▶ **Task brief**: Repeat the material verbatim and drop the pictures.

++++ Input for this task ++++

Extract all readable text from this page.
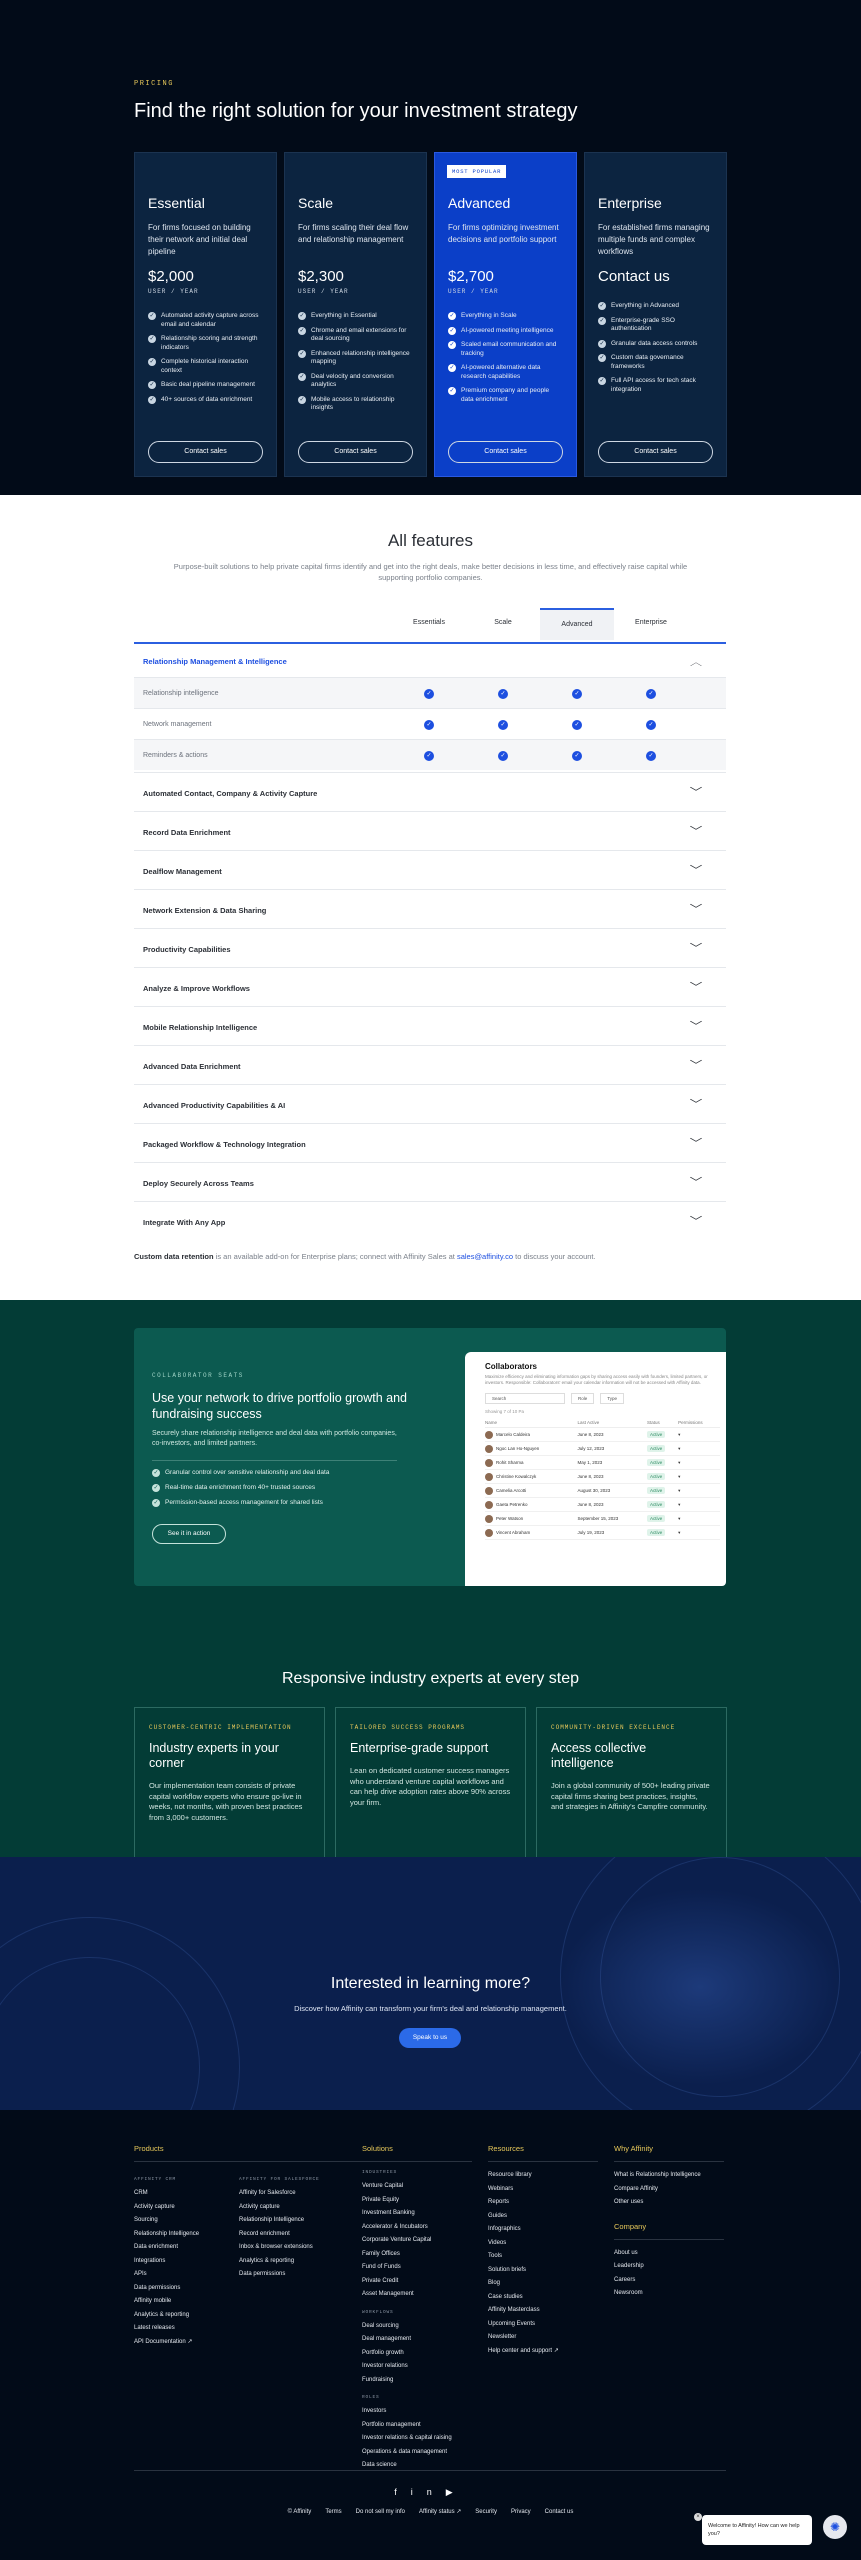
PRICING
Find the right solution for your investment strategy
Essential
For firms focused on building their network and initial deal pipeline
$2,000
USER / YEAR
✓ Automated activity capture across email and calendar
✓ Relationship scoring and strength indicators
✓ Complete historical interaction context
✓ Basic deal pipeline management
✓ 40+ sources of data enrichment
Contact sales
Scale
For firms scaling their deal flow and relationship management
$2,300
USER / YEAR
✓ Everything in Essential
✓ Chrome and email extensions for deal sourcing
✓ Enhanced relationship intelligence mapping
✓ Deal velocity and conversion analytics
✓ Mobile access to relationship insights
Contact sales
MOST POPULAR
Advanced
For firms optimizing investment decisions and portfolio support
$2,700
USER / YEAR
✓ Everything in Scale
✓ AI-powered meeting intelligence
✓ Scaled email communication and tracking
✓ AI-powered alternative data research capabilities
✓ Premium company and people data enrichment
Contact sales
Enterprise
For established firms managing multiple funds and complex workflows
Contact us
✓ Everything in Advanced
✓ Enterprise-grade SSO authentication
✓ Granular data access controls
✓ Custom data governance frameworks
✓ Full API access for tech stack integration
Contact sales
All features

Purpose-built solutions to help private capital firms identify and get into the right deals, make better decisions in less time, and effectively raise capital while supporting portfolio companies.

Essentials	Scale	Advanced	Enterprise
Relationship Management & Intelligence	︿
Relationship intelligence	✓	✓	✓	✓
Network management	✓	✓	✓	✓
Reminders & actions	✓	✓	✓	✓
Automated Contact, Company & Activity Capture	﹀
Record Data Enrichment	﹀
Dealflow Management	﹀
Network Extension & Data Sharing	﹀
Productivity Capabilities	﹀
Analyze & Improve Workflows	﹀
Mobile Relationship Intelligence	﹀
Advanced Data Enrichment	﹀
Advanced Productivity Capabilities & AI	﹀
Packaged Workflow & Technology Integration	﹀
Deploy Securely Across Teams	﹀
Integrate With Any App	﹀

Custom data retention is an available add-on for Enterprise plans; connect with Affinity Sales at sales@affinity.co to discuss your account.

COLLABORATOR SEATS
Use your network to drive portfolio growth and fundraising success

Securely share relationship intelligence and deal data with portfolio companies, co-investors, and limited partners.

✓ Granular control over sensitive relationship and deal data
✓ Real-time data enrichment from 40+ trusted sources
✓ Permission-based access management for shared lists
See it in action
Collaborators
Maximize efficiency and eliminating information gaps by sharing access easily with founders, limited partners, or investors. Responsible: Collaborators' email your calendar information will not be accessed with Affinity data.
Search	Role	Type
Showing 7 of 10 Pa
Name	Last Active	Status	Permissions
Marcelo Caldeira	June 8, 2023	Active	▾
Ngoc Lan Ho-Nguyen	July 12, 2023	Active	▾
Rohit Sharma	May 1, 2023	Active	▾
Christine Kowalczyk	June 8, 2023	Active	▾
Camelia Arcotti	August 30, 2023	Active	▾
Gaeta Petrenko	June 8, 2023	Active	▾
Peter Watson	September 15, 2023	Active	▾
Vincent Abraham	July 19, 2023	Active	▾
Responsive industry experts at every step
CUSTOMER-CENTRIC IMPLEMENTATION
Industry experts in your corner

Our implementation team consists of private capital workflow experts who ensure go-live in weeks, not months, with proven best practices from 3,000+ customers.

TAILORED SUCCESS PROGRAMS
Enterprise-grade support

Lean on dedicated customer success managers who understand venture capital workflows and can help drive adoption rates above 90% across your firm.

COMMUNITY-DRIVEN EXCELLENCE
Access collective intelligence

Join a global community of 500+ leading private capital firms sharing best practices, insights, and strategies in Affinity's Campfire community.

Interested in learning more?

Discover how Affinity can transform your firm's deal and relationship management.

Speak to us
Products
AFFINITY CRM
CRM
Activity capture
Sourcing
Relationship Intelligence
Data enrichment
Integrations
APIs
Data permissions
Affinity mobile
Analytics & reporting
Latest releases
API Documentation ↗
AFFINITY FOR SALESFORCE
Affinity for Salesforce
Activity capture
Relationship Intelligence
Record enrichment
Inbox & browser extensions
Analytics & reporting
Data permissions
Solutions
INDUSTRIES
Venture Capital
Private Equity
Investment Banking
Accelerator & Incubators
Corporate Venture Capital
Family Offices
Fund of Funds
Private Credit
Asset Management
WORKFLOWS
Deal sourcing
Deal management
Portfolio growth
Investor relations
Fundraising
ROLES
Investors
Portfolio management
Investor relations & capital raising
Operations & data management
Data science
Resources
Resource library
Webinars
Reports
Guides
Infographics
Videos
Tools
Solution briefs
Blog
Case studies
Affinity Masterclass
Upcoming Events
Newsletter
Help center and support ↗
Why Affinity
What is Relationship Intelligence
Compare Affinity
Other uses
Company
About us
Leadership
Careers
Newsroom
fin▶
© Affinity Terms Do not sell my info Affinity status ↗ Security Privacy Contact us
×
Welcome to Affinity! How can we help you?	✺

++++

▶ **Completed task**:
Extract all readable text from this page.
PRICING
Find the right solution for your investment strategy
Essential
For firms focused on building their network and initial deal pipeline
$2,000
USER / YEAR
✓ Automated activity capture across email and calendar
✓ Relationship scoring and strength indicators
✓ Complete historical interaction context
✓ Basic deal pipeline management
✓ 40+ sources of data enrichment
Contact sales
Scale
For firms scaling their deal flow and relationship management
$2,300
USER / YEAR
✓ Everything in Essential
✓ Chrome and email extensions for deal sourcing
✓ Enhanced relationship intelligence mapping
✓ Deal velocity and conversion analytics
✓ Mobile access to relationship insights
Contact sales
MOST POPULAR
Advanced
For firms optimizing investment decisions and portfolio support
$2,700
USER / YEAR
✓ Everything in Scale
✓ AI-powered meeting intelligence
✓ Scaled email communication and tracking
✓ AI-powered alternative data research capabilities
✓ Premium company and people data enrichment
Contact sales
Enterprise
For established firms managing multiple funds and complex workflows
Contact us
✓ Everything in Advanced
✓ Enterprise-grade SSO authentication
✓ Granular data access controls
✓ Custom data governance frameworks
✓ Full API access for tech stack integration
Contact sales
All features

Purpose-built solutions to help private capital firms identify and get into the right deals, make better decisions in less time, and effectively raise capital while supporting portfolio companies.

Essentials	Scale	Advanced	Enterprise
Relationship Management & Intelligence	︿
Relationship intelligence	✓	✓	✓	✓
Network management	✓	✓	✓	✓
Reminders & actions	✓	✓	✓	✓
Automated Contact, Company & Activity Capture	﹀
Record Data Enrichment	﹀
Dealflow Management	﹀
Network Extension & Data Sharing	﹀
Productivity Capabilities	﹀
Analyze & Improve Workflows	﹀
Mobile Relationship Intelligence	﹀
Advanced Data Enrichment	﹀
Advanced Productivity Capabilities & AI	﹀
Packaged Workflow & Technology Integration	﹀
Deploy Securely Across Teams	﹀
Integrate With Any App	﹀

Custom data retention is an available add-on for Enterprise plans; connect with Affinity Sales at sales@affinity.co to discuss your account.

COLLABORATOR SEATS
Use your network to drive portfolio growth and fundraising success

Securely share relationship intelligence and deal data with portfolio companies, co-investors, and limited partners.

✓ Granular control over sensitive relationship and deal data
✓ Real-time data enrichment from 40+ trusted sources
✓ Permission-based access management for shared lists
See it in action
Collaborators
Maximize efficiency and eliminating information gaps by sharing access easily with founders, limited partners, or investors. Responsible: Collaborators' email your calendar information will not be accessed with Affinity data.
Search	Role	Type
Showing 7 of 10 Pa
Name	Last Active	Status	Permissions
Marcelo Caldeira	June 8, 2023	Active	▾
Ngoc Lan Ho-Nguyen	July 12, 2023	Active	▾
Rohit Sharma	May 1, 2023	Active	▾
Christine Kowalczyk	June 8, 2023	Active	▾
Camelia Arcotti	August 30, 2023	Active	▾
Gaeta Petrenko	June 8, 2023	Active	▾
Peter Watson	September 15, 2023	Active	▾
Vincent Abraham	July 19, 2023	Active	▾
Responsive industry experts at every step
CUSTOMER-CENTRIC IMPLEMENTATION
Industry experts in your corner

Our implementation team consists of private capital workflow experts who ensure go-live in weeks, not months, with proven best practices from 3,000+ customers.

TAILORED SUCCESS PROGRAMS
Enterprise-grade support

Lean on dedicated customer success managers who understand venture capital workflows and can help drive adoption rates above 90% across your firm.

COMMUNITY-DRIVEN EXCELLENCE
Access collective intelligence

Join a global community of 500+ leading private capital firms sharing best practices, insights, and strategies in Affinity's Campfire community.

Interested in learning more?

Discover how Affinity can transform your firm's deal and relationship management.

Speak to us
Products
AFFINITY CRM
CRM
Activity capture
Sourcing
Relationship Intelligence
Data enrichment
Integrations
APIs
Data permissions
Affinity mobile
Analytics & reporting
Latest releases
API Documentation ↗
AFFINITY FOR SALESFORCE
Affinity for Salesforce
Activity capture
Relationship Intelligence
Record enrichment
Inbox & browser extensions
Analytics & reporting
Data permissions
Solutions
INDUSTRIES
Venture Capital
Private Equity
Investment Banking
Accelerator & Incubators
Corporate Venture Capital
Family Offices
Fund of Funds
Private Credit
Asset Management
WORKFLOWS
Deal sourcing
Deal management
Portfolio growth
Investor relations
Fundraising
ROLES
Investors
Portfolio management
Investor relations & capital raising
Operations & data management
Data science
Resources
Resource library
Webinars
Reports
Guides
Infographics
Videos
Tools
Solution briefs
Blog
Case studies
Affinity Masterclass
Upcoming Events
Newsletter
Help center and support ↗
Why Affinity
What is Relationship Intelligence
Compare Affinity
Other uses
Company
About us
Leadership
Careers
Newsroom
fin▶
© Affinity Terms Do not sell my info Affinity status ↗ Security Privacy Contact us
×
Welcome to Affinity! How can we help you?	✺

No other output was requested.